[Extracts from a graphics dataset]
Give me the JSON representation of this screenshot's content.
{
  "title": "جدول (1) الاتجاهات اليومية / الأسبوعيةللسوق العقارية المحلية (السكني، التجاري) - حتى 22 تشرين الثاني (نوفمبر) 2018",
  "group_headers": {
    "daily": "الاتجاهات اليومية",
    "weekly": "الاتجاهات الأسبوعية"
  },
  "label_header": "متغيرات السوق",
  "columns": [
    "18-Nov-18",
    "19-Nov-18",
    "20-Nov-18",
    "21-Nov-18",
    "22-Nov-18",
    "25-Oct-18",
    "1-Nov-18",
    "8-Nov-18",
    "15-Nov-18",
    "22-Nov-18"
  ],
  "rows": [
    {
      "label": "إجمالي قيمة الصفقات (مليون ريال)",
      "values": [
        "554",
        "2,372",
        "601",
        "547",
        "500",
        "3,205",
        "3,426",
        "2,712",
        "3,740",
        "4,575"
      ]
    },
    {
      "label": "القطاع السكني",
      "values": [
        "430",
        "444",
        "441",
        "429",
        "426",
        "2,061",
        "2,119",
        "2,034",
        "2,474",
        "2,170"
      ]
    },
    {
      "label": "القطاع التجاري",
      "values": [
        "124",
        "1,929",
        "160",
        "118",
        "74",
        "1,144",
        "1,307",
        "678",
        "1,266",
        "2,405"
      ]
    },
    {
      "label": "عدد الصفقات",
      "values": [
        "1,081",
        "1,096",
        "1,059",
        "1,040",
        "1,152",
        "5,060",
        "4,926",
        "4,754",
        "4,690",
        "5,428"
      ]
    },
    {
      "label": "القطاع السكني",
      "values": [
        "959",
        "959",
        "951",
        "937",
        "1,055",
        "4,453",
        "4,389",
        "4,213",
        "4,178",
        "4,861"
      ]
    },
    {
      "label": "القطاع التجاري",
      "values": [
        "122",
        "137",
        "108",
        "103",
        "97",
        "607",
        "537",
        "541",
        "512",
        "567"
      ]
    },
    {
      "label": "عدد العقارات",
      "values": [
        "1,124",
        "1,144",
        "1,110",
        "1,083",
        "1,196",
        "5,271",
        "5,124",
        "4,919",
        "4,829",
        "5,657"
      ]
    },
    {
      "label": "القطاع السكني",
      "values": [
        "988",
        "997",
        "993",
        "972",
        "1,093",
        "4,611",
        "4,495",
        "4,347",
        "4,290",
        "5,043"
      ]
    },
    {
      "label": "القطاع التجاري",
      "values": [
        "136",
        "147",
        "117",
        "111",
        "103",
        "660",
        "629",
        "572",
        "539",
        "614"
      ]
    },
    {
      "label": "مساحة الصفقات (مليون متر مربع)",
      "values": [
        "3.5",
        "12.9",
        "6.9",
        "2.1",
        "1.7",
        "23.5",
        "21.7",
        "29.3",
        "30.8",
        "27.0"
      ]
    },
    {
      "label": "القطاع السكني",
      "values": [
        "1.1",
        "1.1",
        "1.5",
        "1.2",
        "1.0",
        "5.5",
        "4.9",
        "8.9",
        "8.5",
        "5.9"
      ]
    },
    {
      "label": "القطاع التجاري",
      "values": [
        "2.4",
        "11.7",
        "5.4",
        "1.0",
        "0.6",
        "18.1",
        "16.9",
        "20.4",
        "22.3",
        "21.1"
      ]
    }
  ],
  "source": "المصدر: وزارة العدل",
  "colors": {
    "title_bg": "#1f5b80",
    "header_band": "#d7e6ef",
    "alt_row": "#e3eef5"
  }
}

■ BRIEF ■
Each of the records should be retyped exactly.

■ OUTPUT BELOW ■
Give me the JSON representation of this screenshot's content.
{
  "title": "جدول (1) الاتجاهات اليومية / الأسبوعيةللسوق العقارية المحلية (السكني، التجاري) - حتى 22 تشرين الثاني (نوفمبر) 2018",
  "group_headers": {
    "daily": "الاتجاهات اليومية",
    "weekly": "الاتجاهات الأسبوعية"
  },
  "label_header": "متغيرات السوق",
  "columns": [
    "18-Nov-18",
    "19-Nov-18",
    "20-Nov-18",
    "21-Nov-18",
    "22-Nov-18",
    "25-Oct-18",
    "1-Nov-18",
    "8-Nov-18",
    "15-Nov-18",
    "22-Nov-18"
  ],
  "rows": [
    {
      "label": "إجمالي قيمة الصفقات (مليون ريال)",
      "values": [
        "554",
        "2,372",
        "601",
        "547",
        "500",
        "3,205",
        "3,426",
        "2,712",
        "3,740",
        "4,575"
      ]
    },
    {
      "label": "القطاع السكني",
      "values": [
        "430",
        "444",
        "441",
        "429",
        "426",
        "2,061",
        "2,119",
        "2,034",
        "2,474",
        "2,170"
      ]
    },
    {
      "label": "القطاع التجاري",
      "values": [
        "124",
        "1,929",
        "160",
        "118",
        "74",
        "1,144",
        "1,307",
        "678",
        "1,266",
        "2,405"
      ]
    },
    {
      "label": "عدد الصفقات",
      "values": [
        "1,081",
        "1,096",
        "1,059",
        "1,040",
        "1,152",
        "5,060",
        "4,926",
        "4,754",
        "4,690",
        "5,428"
      ]
    },
    {
      "label": "القطاع السكني",
      "values": [
        "959",
        "959",
        "951",
        "937",
        "1,055",
        "4,453",
        "4,389",
        "4,213",
        "4,178",
        "4,861"
      ]
    },
    {
      "label": "القطاع التجاري",
      "values": [
        "122",
        "137",
        "108",
        "103",
        "97",
        "607",
        "537",
        "541",
        "512",
        "567"
      ]
    },
    {
      "label": "عدد العقارات",
      "values": [
        "1,124",
        "1,144",
        "1,110",
        "1,083",
        "1,196",
        "5,271",
        "5,124",
        "4,919",
        "4,829",
        "5,657"
      ]
    },
    {
      "label": "القطاع السكني",
      "values": [
        "988",
        "997",
        "993",
        "972",
        "1,093",
        "4,611",
        "4,495",
        "4,347",
        "4,290",
        "5,043"
      ]
    },
    {
      "label": "القطاع التجاري",
      "values": [
        "136",
        "147",
        "117",
        "111",
        "103",
        "660",
        "629",
        "572",
        "539",
        "614"
      ]
    },
    {
      "label": "مساحة الصفقات (مليون متر مربع)",
      "values": [
        "3.5",
        "12.9",
        "6.9",
        "2.1",
        "1.7",
        "23.5",
        "21.7",
        "29.3",
        "30.8",
        "27.0"
      ]
    },
    {
      "label": "القطاع السكني",
      "values": [
        "1.1",
        "1.1",
        "1.5",
        "1.2",
        "1.0",
        "5.5",
        "4.9",
        "8.9",
        "8.5",
        "5.9"
      ]
    },
    {
      "label": "القطاع التجاري",
      "values": [
        "2.4",
        "11.7",
        "5.4",
        "1.0",
        "0.6",
        "18.1",
        "16.9",
        "20.4",
        "22.3",
        "21.1"
      ]
    }
  ],
  "source": "المصدر: وزارة العدل",
  "colors": {
    "title_bg": "#1f5b80",
    "header_band": "#d7e6ef",
    "alt_row": "#e3eef5"
  }
}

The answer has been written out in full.